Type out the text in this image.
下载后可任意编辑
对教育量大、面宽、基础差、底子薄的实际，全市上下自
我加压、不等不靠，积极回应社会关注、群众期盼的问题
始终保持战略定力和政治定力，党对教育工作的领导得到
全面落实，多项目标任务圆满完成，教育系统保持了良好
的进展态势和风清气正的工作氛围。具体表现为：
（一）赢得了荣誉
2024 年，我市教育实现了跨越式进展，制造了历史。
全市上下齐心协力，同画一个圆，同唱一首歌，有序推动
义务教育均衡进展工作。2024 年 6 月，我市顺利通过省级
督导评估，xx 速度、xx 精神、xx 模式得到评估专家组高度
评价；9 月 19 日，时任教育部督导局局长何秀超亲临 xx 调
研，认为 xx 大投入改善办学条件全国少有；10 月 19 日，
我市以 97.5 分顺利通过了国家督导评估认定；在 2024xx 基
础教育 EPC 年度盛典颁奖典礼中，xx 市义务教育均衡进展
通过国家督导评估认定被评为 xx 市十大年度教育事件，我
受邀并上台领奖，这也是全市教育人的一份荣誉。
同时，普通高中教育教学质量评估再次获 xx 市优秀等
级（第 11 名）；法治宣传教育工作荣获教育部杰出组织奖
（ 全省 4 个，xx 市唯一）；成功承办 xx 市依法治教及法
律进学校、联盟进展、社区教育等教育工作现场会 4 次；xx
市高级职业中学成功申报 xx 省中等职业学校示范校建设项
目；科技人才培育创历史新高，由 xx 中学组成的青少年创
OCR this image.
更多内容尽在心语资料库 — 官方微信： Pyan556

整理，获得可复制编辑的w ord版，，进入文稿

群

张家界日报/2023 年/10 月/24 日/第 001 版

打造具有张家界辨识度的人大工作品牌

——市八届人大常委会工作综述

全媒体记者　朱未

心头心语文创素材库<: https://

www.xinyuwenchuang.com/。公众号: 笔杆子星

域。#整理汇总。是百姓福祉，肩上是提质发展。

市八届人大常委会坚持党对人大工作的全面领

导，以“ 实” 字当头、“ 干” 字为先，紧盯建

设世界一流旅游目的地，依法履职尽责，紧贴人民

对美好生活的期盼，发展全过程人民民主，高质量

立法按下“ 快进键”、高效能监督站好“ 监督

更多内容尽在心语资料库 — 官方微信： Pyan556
#####
Work to complete
Of the lines in the records, determine how many contain the word "this", and report that number alone.

The solution
2